• The problem
Find the string "podnikania" in the data, then copy every line where it is found.

• The data

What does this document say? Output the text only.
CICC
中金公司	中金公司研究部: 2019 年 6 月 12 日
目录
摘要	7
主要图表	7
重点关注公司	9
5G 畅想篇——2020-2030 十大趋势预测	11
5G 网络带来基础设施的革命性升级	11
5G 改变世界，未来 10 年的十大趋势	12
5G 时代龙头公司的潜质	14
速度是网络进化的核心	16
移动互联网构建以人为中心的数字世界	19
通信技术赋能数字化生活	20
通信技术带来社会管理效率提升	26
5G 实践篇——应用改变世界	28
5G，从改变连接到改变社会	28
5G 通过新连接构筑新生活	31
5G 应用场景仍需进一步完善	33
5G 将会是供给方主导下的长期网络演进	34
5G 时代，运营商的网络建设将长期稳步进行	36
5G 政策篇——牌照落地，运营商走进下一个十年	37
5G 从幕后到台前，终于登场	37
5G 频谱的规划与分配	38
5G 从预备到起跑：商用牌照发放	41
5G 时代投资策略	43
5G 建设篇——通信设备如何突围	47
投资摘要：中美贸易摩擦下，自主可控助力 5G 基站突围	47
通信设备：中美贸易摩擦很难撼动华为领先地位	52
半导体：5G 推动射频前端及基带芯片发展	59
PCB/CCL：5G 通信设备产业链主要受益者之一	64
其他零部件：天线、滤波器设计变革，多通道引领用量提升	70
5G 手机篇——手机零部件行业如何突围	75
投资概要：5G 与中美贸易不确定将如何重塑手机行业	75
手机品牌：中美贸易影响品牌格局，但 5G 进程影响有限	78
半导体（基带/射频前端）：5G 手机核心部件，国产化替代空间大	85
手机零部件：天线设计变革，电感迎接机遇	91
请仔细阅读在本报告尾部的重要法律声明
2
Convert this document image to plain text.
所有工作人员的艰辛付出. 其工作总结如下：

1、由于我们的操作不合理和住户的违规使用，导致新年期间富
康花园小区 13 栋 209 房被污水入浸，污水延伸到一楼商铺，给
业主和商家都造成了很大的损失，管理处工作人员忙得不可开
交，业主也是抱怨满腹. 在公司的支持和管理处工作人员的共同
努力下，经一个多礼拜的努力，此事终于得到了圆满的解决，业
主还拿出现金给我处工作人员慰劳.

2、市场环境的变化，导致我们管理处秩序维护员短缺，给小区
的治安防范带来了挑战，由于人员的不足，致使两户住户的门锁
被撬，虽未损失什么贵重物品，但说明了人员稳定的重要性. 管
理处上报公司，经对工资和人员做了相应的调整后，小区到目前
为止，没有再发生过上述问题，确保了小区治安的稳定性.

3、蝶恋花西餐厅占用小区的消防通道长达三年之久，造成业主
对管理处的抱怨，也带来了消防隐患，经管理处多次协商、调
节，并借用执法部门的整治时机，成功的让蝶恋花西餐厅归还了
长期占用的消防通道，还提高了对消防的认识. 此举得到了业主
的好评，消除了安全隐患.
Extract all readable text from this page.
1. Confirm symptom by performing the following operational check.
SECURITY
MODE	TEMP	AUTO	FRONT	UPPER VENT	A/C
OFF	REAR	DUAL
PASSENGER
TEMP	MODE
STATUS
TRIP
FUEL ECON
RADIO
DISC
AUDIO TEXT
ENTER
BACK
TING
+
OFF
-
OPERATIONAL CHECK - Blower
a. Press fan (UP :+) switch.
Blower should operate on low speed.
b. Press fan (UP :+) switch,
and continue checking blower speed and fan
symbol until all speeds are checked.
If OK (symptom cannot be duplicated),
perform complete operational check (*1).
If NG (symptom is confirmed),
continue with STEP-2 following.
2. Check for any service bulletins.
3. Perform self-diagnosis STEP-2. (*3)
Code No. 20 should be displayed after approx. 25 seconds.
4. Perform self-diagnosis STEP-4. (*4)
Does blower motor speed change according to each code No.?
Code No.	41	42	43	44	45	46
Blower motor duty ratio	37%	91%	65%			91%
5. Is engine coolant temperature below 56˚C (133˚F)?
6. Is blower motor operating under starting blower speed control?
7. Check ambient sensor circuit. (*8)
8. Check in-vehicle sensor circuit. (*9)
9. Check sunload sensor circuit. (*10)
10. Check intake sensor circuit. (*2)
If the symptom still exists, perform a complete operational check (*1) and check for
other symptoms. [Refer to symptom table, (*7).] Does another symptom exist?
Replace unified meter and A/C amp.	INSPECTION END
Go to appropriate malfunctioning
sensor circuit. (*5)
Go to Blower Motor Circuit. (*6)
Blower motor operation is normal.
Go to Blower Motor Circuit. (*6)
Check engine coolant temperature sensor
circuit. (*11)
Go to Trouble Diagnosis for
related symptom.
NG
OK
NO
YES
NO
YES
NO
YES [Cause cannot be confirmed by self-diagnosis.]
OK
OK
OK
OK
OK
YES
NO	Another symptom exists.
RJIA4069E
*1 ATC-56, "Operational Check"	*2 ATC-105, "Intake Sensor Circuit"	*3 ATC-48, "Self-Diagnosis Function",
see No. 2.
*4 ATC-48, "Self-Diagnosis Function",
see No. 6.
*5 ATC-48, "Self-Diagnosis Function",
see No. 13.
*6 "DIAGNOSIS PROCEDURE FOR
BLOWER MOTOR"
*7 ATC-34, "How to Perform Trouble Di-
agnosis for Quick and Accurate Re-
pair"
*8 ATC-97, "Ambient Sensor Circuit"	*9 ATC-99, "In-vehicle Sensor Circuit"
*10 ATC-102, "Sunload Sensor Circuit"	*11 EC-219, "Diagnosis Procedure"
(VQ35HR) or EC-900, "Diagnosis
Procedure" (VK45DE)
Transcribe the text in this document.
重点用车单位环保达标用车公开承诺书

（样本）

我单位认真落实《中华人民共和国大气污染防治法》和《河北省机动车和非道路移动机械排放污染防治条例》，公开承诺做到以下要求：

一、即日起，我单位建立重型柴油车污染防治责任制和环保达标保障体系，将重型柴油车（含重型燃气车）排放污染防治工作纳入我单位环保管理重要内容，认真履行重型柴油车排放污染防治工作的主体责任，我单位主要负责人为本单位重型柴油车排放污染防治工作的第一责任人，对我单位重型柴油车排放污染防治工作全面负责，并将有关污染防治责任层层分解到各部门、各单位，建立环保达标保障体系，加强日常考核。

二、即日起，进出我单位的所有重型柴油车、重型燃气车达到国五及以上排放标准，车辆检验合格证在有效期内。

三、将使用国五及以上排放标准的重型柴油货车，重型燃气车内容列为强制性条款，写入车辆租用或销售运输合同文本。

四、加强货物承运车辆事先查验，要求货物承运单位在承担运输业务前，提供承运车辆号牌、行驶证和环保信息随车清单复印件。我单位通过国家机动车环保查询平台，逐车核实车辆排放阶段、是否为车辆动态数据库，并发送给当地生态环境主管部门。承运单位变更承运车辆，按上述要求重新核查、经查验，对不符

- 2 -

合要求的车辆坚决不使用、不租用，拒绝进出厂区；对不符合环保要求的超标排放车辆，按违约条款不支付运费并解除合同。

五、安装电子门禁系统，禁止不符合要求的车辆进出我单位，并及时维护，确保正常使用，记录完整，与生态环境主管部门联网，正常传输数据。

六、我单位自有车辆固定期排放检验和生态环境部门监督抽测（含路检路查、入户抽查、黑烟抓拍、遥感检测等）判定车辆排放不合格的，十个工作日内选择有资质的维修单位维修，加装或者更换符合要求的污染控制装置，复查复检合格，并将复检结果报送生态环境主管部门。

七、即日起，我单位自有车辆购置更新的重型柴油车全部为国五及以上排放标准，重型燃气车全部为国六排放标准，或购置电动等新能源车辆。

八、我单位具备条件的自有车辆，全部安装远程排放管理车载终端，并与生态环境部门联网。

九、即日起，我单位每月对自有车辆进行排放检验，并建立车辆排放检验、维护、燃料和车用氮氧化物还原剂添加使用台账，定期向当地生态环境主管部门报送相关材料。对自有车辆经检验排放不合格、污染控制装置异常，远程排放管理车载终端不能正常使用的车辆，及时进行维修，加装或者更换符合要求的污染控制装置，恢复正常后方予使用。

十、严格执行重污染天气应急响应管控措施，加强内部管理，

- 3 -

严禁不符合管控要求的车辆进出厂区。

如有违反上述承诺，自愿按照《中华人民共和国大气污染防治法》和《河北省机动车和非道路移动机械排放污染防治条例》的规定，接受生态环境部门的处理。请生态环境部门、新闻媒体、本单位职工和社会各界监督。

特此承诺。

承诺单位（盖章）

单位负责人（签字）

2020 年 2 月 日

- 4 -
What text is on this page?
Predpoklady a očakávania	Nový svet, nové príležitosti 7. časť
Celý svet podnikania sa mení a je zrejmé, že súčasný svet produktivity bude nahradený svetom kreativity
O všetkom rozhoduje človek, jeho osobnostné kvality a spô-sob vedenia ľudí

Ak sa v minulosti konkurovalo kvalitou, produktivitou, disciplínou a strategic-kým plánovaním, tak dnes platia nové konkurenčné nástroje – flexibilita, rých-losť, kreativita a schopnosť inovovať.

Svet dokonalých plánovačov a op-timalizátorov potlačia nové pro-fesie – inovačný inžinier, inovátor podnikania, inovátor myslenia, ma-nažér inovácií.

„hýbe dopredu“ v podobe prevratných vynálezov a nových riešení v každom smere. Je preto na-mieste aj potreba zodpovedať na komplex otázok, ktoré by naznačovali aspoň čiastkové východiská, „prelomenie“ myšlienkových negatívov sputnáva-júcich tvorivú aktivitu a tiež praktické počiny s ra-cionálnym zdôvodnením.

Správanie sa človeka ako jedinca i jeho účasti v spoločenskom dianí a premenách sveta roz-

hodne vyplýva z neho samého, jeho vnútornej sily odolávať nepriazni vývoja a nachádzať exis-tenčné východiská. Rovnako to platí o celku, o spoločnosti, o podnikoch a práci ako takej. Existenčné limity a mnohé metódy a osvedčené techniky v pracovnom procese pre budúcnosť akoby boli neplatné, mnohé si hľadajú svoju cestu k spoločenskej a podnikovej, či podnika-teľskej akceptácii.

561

• Finished answer
Celý svet podnikania sa mení a je zrejmé, že súčasný svet produktivity bude nahradený svetom kreativity
Svet dokonalých plánovačov a op-timalizátorov potlačia nové pro-fesie – inovačný inžinier, inovátor podnikania, inovátor myslenia, ma-nažér inovácií.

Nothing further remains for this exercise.